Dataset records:
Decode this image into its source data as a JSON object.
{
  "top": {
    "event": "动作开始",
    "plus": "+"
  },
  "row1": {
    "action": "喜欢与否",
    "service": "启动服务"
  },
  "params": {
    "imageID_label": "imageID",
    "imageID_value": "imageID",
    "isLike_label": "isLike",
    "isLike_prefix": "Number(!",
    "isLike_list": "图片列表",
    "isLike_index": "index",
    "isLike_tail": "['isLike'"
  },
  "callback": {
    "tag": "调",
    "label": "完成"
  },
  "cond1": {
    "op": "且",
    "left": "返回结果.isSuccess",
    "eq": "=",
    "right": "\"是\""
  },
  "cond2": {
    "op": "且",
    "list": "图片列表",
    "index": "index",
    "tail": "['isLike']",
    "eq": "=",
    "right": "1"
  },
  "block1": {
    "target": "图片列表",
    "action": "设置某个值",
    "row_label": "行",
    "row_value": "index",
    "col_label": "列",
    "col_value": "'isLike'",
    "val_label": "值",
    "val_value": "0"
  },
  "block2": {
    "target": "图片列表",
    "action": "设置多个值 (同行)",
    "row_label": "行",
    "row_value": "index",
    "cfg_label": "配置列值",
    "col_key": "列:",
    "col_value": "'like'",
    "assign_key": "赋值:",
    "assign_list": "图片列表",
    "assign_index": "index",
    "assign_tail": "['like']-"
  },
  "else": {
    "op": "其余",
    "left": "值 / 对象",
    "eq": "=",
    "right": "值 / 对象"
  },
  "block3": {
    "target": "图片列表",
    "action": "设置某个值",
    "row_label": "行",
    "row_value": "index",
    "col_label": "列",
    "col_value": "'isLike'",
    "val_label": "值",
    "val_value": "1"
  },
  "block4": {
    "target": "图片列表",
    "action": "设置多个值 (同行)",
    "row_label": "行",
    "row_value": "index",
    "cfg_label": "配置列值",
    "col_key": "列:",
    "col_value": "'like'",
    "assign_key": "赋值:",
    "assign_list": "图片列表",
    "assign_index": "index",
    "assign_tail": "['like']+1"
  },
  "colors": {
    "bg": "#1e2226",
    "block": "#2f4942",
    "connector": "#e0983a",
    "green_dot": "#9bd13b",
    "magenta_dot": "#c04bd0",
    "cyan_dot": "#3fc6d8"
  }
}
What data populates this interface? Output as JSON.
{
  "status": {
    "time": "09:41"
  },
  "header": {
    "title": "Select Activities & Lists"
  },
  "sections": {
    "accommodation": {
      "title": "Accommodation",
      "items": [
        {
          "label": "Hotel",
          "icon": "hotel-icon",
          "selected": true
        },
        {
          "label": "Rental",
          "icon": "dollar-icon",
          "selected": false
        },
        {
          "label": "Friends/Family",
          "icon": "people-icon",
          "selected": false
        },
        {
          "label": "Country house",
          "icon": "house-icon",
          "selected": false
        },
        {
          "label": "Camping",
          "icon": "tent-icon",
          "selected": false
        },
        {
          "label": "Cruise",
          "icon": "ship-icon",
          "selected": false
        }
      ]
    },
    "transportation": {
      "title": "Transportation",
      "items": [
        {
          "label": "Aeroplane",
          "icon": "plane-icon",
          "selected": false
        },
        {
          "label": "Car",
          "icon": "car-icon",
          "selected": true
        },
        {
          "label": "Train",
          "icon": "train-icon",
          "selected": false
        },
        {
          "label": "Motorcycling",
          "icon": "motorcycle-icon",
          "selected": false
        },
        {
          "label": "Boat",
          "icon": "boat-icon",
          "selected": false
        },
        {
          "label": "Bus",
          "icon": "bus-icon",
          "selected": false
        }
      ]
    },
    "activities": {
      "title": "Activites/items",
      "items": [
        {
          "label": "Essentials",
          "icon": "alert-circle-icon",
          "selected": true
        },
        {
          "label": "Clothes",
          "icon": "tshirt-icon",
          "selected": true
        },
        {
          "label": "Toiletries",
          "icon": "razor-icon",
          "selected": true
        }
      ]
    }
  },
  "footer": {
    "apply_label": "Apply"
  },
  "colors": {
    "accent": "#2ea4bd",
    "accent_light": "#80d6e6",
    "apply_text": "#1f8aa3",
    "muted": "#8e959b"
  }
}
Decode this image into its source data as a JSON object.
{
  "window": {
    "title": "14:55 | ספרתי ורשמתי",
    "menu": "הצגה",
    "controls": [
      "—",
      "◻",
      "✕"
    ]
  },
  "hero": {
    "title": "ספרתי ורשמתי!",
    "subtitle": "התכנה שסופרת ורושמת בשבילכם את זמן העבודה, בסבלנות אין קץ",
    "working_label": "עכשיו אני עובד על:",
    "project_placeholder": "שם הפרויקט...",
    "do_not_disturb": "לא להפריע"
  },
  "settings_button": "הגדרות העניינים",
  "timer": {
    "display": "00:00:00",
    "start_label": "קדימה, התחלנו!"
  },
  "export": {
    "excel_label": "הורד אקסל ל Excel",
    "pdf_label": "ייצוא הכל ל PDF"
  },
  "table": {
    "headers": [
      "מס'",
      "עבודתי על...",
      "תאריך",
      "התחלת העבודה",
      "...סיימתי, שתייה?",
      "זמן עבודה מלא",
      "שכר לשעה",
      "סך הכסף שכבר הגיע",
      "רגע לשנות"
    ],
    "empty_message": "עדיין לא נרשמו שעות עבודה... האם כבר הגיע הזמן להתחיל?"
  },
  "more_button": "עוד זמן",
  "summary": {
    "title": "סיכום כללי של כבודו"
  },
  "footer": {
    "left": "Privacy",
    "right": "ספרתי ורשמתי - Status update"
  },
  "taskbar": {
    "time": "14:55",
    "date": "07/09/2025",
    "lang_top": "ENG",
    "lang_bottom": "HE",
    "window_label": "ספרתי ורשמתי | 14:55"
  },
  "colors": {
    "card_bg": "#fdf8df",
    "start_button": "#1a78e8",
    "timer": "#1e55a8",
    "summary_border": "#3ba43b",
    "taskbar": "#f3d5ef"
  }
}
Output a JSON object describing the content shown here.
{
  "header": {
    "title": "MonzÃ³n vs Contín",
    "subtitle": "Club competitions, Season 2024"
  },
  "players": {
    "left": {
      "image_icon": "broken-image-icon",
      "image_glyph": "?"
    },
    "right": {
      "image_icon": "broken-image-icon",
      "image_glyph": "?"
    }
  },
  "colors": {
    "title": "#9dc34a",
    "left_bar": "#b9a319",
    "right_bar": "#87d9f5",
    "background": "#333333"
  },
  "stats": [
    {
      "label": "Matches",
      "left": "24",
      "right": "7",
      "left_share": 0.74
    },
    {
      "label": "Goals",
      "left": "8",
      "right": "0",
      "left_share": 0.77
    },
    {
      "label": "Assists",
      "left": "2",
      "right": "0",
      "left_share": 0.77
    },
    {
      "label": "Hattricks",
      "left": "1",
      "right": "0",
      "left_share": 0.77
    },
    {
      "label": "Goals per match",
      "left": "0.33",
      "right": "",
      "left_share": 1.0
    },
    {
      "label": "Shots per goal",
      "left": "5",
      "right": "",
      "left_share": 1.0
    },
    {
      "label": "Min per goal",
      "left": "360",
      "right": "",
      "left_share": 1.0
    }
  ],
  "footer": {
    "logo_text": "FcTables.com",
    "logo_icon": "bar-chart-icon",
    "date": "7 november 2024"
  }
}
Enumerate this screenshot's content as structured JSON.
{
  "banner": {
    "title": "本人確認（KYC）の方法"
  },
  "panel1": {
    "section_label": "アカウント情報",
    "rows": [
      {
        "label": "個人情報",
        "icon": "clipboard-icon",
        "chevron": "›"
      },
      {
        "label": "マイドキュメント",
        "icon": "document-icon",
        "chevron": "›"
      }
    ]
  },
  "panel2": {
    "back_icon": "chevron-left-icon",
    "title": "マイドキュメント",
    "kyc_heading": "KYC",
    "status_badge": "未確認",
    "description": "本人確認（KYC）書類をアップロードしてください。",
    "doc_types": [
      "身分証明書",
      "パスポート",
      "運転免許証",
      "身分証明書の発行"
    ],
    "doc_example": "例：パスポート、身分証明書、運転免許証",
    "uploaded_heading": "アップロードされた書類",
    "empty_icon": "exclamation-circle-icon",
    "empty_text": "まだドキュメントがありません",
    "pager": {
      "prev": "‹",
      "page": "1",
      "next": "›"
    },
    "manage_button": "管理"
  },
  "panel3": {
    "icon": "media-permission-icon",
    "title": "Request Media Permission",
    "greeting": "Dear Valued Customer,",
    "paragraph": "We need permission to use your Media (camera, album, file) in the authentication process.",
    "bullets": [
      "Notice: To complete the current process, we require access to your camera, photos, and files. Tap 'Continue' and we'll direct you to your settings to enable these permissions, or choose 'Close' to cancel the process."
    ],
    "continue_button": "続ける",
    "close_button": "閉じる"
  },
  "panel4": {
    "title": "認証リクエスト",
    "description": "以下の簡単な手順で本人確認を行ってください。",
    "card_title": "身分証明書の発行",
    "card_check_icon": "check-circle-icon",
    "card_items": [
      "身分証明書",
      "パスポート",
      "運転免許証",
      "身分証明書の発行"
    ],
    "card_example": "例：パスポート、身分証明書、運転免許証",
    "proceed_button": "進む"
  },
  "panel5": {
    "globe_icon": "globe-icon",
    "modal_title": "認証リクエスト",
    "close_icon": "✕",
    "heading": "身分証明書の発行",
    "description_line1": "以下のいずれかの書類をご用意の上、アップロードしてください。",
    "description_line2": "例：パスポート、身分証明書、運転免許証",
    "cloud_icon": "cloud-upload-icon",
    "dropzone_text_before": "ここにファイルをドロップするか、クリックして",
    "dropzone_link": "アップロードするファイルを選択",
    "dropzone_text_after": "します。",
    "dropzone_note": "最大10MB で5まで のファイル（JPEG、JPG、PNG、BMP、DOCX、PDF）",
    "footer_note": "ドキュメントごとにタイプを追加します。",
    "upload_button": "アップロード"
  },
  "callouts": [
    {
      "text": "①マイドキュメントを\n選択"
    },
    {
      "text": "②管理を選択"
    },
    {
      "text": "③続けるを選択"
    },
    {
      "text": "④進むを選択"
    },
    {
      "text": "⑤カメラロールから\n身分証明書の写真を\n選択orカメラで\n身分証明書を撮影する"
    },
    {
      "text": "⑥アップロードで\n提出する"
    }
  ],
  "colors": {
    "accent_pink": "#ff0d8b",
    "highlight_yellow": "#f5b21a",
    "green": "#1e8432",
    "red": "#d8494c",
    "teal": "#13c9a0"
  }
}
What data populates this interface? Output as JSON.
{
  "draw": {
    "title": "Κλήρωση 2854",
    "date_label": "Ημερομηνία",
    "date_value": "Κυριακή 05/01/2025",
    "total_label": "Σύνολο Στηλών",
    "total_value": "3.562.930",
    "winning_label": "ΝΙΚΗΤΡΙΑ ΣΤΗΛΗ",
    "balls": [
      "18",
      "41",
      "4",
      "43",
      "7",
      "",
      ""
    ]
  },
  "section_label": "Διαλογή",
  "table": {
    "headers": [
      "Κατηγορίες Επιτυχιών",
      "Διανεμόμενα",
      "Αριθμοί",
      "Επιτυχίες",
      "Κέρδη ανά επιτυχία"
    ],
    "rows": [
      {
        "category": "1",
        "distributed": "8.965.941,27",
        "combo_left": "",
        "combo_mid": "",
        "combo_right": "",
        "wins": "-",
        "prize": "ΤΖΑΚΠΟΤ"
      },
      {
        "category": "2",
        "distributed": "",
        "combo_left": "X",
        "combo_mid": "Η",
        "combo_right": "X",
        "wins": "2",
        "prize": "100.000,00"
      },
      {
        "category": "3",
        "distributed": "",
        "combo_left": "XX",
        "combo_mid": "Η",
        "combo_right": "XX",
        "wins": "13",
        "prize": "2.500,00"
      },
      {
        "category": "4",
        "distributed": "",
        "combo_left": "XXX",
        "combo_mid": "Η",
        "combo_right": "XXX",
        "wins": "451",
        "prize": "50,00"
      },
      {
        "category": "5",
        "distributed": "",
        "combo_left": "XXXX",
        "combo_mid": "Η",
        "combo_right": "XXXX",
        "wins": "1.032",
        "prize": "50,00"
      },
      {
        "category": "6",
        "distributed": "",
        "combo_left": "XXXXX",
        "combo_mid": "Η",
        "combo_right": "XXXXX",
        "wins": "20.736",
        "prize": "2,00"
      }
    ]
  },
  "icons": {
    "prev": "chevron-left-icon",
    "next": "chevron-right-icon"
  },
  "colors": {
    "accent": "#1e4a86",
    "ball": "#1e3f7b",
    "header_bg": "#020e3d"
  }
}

**Exercise directions:** Look above for lines with the word "身分証明書の発行" and copy them all.

**The reply:**
      "身分証明書の発行"
    "card_title": "身分証明書の発行",
      "身分証明書の発行"
    "heading": "身分証明書の発行",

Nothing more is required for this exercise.